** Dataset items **
>>>>

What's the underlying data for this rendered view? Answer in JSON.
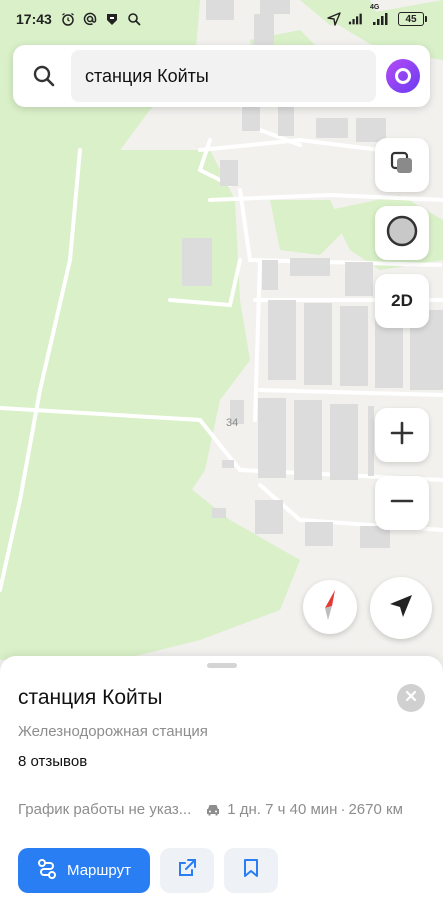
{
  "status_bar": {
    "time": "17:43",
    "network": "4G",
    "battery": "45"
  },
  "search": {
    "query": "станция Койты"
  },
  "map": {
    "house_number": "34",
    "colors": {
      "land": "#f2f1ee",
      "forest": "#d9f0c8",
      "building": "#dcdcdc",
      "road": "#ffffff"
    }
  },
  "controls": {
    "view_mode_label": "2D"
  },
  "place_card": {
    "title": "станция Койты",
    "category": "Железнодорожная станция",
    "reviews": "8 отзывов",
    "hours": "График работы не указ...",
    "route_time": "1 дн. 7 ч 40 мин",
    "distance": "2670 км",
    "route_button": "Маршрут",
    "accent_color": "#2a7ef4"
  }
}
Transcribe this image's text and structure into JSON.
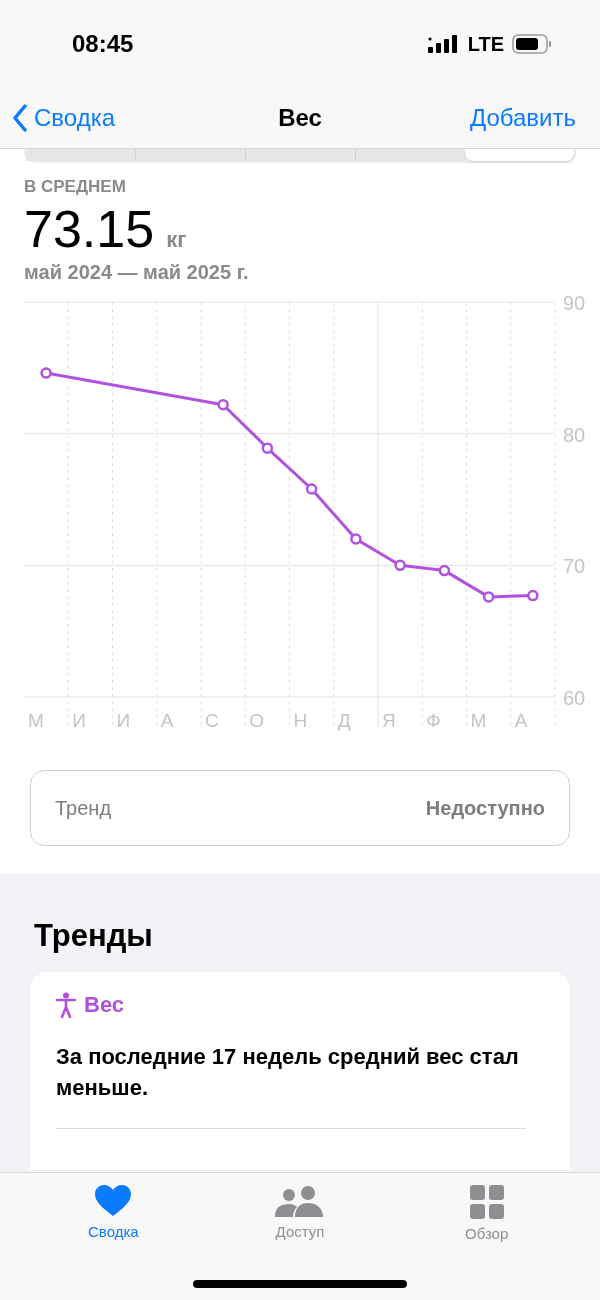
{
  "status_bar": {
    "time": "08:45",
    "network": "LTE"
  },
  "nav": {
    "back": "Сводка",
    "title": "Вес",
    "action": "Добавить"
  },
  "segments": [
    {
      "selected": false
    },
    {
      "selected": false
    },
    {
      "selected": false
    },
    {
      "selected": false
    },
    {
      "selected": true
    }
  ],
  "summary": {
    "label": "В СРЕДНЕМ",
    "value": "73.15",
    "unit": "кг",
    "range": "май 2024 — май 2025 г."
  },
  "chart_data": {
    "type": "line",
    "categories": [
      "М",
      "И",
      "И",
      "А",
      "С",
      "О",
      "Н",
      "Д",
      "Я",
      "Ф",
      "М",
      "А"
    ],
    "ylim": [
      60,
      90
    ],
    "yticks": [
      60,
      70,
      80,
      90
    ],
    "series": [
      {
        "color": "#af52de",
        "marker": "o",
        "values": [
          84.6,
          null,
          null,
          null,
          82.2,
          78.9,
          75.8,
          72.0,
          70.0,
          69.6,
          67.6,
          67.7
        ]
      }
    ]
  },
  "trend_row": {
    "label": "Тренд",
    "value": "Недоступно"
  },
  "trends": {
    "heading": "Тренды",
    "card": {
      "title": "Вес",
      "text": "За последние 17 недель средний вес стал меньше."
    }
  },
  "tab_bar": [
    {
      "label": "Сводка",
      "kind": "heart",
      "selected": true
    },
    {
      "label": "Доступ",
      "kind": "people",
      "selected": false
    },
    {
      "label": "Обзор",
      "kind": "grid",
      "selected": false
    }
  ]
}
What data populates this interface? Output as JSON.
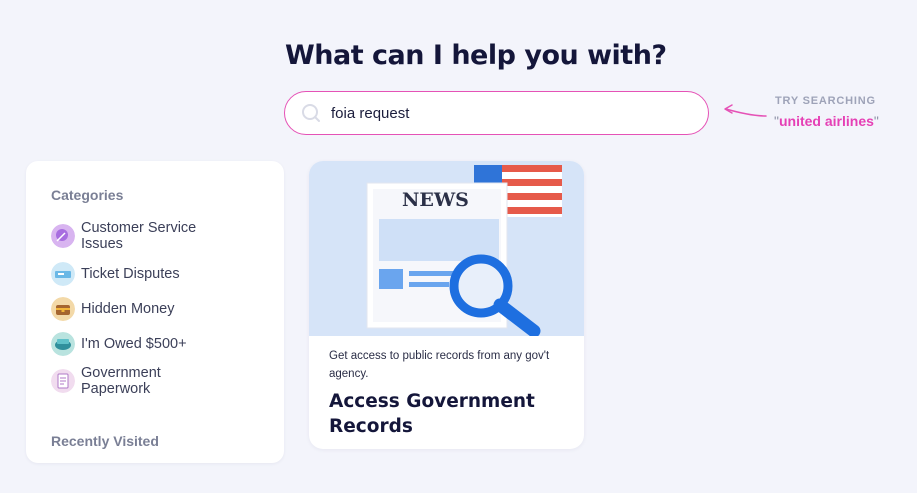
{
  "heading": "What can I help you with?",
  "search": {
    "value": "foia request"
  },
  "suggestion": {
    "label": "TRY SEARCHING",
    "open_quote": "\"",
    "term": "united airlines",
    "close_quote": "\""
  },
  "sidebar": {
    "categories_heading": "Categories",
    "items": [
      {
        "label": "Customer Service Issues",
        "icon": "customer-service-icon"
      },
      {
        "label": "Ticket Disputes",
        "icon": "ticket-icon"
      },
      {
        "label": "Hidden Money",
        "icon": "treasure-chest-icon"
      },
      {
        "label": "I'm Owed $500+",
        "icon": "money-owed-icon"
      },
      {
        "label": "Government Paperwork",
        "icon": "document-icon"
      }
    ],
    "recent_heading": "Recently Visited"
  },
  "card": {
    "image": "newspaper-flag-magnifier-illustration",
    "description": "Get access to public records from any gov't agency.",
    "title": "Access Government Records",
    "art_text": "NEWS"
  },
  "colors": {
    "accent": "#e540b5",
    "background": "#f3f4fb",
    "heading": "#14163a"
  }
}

<<<<

** TASK **
Set the pictures aside and transcribe the data above exactly.

** TASK RESULT **
What's the underlying data for this rendered view? Answer in JSON.
{
  "status_bar": {
    "time": "17:43",
    "network": "4G",
    "battery": "45"
  },
  "search": {
    "query": "станция Койты"
  },
  "map": {
    "house_number": "34",
    "colors": {
      "land": "#f2f1ee",
      "forest": "#d9f0c8",
      "building": "#dcdcdc",
      "road": "#ffffff"
    }
  },
  "controls": {
    "view_mode_label": "2D"
  },
  "place_card": {
    "title": "станция Койты",
    "category": "Железнодорожная станция",
    "reviews": "8 отзывов",
    "hours": "График работы не указ...",
    "route_time": "1 дн. 7 ч 40 мин",
    "distance": "2670 км",
    "route_button": "Маршрут",
    "accent_color": "#2a7ef4"
  }
}
Transcribe this image's text and structure into JSON.
{
  "status_bar": {
    "time": "08:45",
    "network": "LTE"
  },
  "nav": {
    "back": "Сводка",
    "title": "Вес",
    "action": "Добавить"
  },
  "segments": [
    {
      "selected": false
    },
    {
      "selected": false
    },
    {
      "selected": false
    },
    {
      "selected": false
    },
    {
      "selected": true
    }
  ],
  "summary": {
    "label": "В СРЕДНЕМ",
    "value": "73.15",
    "unit": "кг",
    "range": "май 2024 — май 2025 г."
  },
  "chart_data": {
    "type": "line",
    "categories": [
      "М",
      "И",
      "И",
      "А",
      "С",
      "О",
      "Н",
      "Д",
      "Я",
      "Ф",
      "М",
      "А"
    ],
    "ylim": [
      60,
      90
    ],
    "yticks": [
      60,
      70,
      80,
      90
    ],
    "series": [
      {
        "color": "#af52de",
        "marker": "o",
        "values": [
          84.6,
          null,
          null,
          null,
          82.2,
          78.9,
          75.8,
          72.0,
          70.0,
          69.6,
          67.6,
          67.7
        ]
      }
    ]
  },
  "trend_row": {
    "label": "Тренд",
    "value": "Недоступно"
  },
  "trends": {
    "heading": "Тренды",
    "card": {
      "title": "Вес",
      "text": "За последние 17 недель средний вес стал меньше."
    }
  },
  "tab_bar": [
    {
      "label": "Сводка",
      "kind": "heart",
      "selected": true
    },
    {
      "label": "Доступ",
      "kind": "people",
      "selected": false
    },
    {
      "label": "Обзор",
      "kind": "grid",
      "selected": false
    }
  ]
}
What data populates this interface? Output as JSON.
{
  "heading": "What can I help you with?",
  "search": {
    "value": "foia request"
  },
  "suggestion": {
    "label": "TRY SEARCHING",
    "open_quote": "\"",
    "term": "united airlines",
    "close_quote": "\""
  },
  "sidebar": {
    "categories_heading": "Categories",
    "items": [
      {
        "label": "Customer Service Issues",
        "icon": "customer-service-icon"
      },
      {
        "label": "Ticket Disputes",
        "icon": "ticket-icon"
      },
      {
        "label": "Hidden Money",
        "icon": "treasure-chest-icon"
      },
      {
        "label": "I'm Owed $500+",
        "icon": "money-owed-icon"
      },
      {
        "label": "Government Paperwork",
        "icon": "document-icon"
      }
    ],
    "recent_heading": "Recently Visited"
  },
  "card": {
    "image": "newspaper-flag-magnifier-illustration",
    "description": "Get access to public records from any gov't agency.",
    "title": "Access Government Records",
    "art_text": "NEWS"
  },
  "colors": {
    "accent": "#e540b5",
    "background": "#f3f4fb",
    "heading": "#14163a"
  }
}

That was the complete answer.